----- PROVIDED INFORMATION
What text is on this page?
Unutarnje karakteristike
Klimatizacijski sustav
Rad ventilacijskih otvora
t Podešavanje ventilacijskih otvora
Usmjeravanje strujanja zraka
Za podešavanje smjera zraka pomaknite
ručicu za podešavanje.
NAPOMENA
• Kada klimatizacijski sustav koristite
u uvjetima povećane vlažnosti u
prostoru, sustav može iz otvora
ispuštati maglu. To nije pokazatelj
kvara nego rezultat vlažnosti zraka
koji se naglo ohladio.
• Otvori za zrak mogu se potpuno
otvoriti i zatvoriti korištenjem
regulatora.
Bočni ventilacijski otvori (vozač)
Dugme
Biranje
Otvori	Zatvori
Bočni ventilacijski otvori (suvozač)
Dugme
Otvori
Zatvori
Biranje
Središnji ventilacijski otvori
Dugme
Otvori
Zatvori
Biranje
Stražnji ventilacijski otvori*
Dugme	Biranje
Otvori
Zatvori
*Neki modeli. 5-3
----------
**TASK:**
Each line of the material must be restated exactly.

**RESULT FOR THIS EXERCISE:**
What text is on this page?
Unutarnje karakteristike
Klimatizacijski sustav
Rad ventilacijskih otvora
t Podešavanje ventilacijskih otvora
Usmjeravanje strujanja zraka
Za podešavanje smjera zraka pomaknite
ručicu za podešavanje.
NAPOMENA
• Kada klimatizacijski sustav koristite
u uvjetima povećane vlažnosti u
prostoru, sustav može iz otvora
ispuštati maglu. To nije pokazatelj
kvara nego rezultat vlažnosti zraka
koji se naglo ohladio.
• Otvori za zrak mogu se potpuno
otvoriti i zatvoriti korištenjem
regulatora.
Bočni ventilacijski otvori (vozač)
Dugme
Biranje
Otvori	Zatvori
Bočni ventilacijski otvori (suvozač)
Dugme
Otvori
Zatvori
Biranje
Središnji ventilacijski otvori
Dugme
Otvori
Zatvori
Biranje
Stražnji ventilacijski otvori*
Dugme	Biranje
Otvori
Zatvori
*Neki modeli. 5-3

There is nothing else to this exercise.